>> start THE RECORDS

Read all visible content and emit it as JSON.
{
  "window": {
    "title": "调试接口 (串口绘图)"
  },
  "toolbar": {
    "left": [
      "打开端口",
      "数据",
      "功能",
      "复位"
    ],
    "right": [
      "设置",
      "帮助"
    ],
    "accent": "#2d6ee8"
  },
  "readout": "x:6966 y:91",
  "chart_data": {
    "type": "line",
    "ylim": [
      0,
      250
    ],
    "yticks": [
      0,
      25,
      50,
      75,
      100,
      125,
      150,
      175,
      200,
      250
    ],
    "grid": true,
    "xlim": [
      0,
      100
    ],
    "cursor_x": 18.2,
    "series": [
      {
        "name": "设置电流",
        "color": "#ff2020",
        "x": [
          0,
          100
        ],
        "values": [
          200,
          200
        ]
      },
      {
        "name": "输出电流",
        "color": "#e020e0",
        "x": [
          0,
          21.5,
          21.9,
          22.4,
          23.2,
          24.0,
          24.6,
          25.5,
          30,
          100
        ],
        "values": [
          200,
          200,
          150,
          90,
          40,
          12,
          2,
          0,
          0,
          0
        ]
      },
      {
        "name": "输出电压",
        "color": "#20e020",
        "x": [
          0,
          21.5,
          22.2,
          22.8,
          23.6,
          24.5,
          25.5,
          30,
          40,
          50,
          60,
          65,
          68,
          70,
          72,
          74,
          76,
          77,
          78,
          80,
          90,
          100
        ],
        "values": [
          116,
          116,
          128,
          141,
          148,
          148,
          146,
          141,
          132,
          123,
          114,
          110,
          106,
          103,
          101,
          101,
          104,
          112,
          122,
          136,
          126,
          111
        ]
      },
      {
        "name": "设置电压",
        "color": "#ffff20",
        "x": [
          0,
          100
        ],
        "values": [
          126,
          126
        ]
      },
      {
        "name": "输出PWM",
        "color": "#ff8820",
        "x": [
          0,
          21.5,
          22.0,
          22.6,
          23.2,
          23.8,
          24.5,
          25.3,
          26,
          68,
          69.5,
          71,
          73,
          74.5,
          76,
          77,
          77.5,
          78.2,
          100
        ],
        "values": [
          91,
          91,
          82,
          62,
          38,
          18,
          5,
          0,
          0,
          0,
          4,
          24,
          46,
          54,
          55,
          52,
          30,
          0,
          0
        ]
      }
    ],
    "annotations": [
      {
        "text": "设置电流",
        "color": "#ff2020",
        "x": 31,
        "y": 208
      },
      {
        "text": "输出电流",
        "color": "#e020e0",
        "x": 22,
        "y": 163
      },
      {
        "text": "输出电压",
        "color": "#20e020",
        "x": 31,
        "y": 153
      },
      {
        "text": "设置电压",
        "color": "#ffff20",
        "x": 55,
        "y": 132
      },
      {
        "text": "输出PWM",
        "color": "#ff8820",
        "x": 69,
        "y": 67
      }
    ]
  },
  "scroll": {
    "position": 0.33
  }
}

>> end THE RECORDS

* _WHAT TO WORK ON_
From the material above, copy each line that includes the word "text".

* _REPLY_
        "text": "设置电流",
        "text": "输出电流",
        "text": "输出电压",
        "text": "设置电压",
        "text": "输出PWM",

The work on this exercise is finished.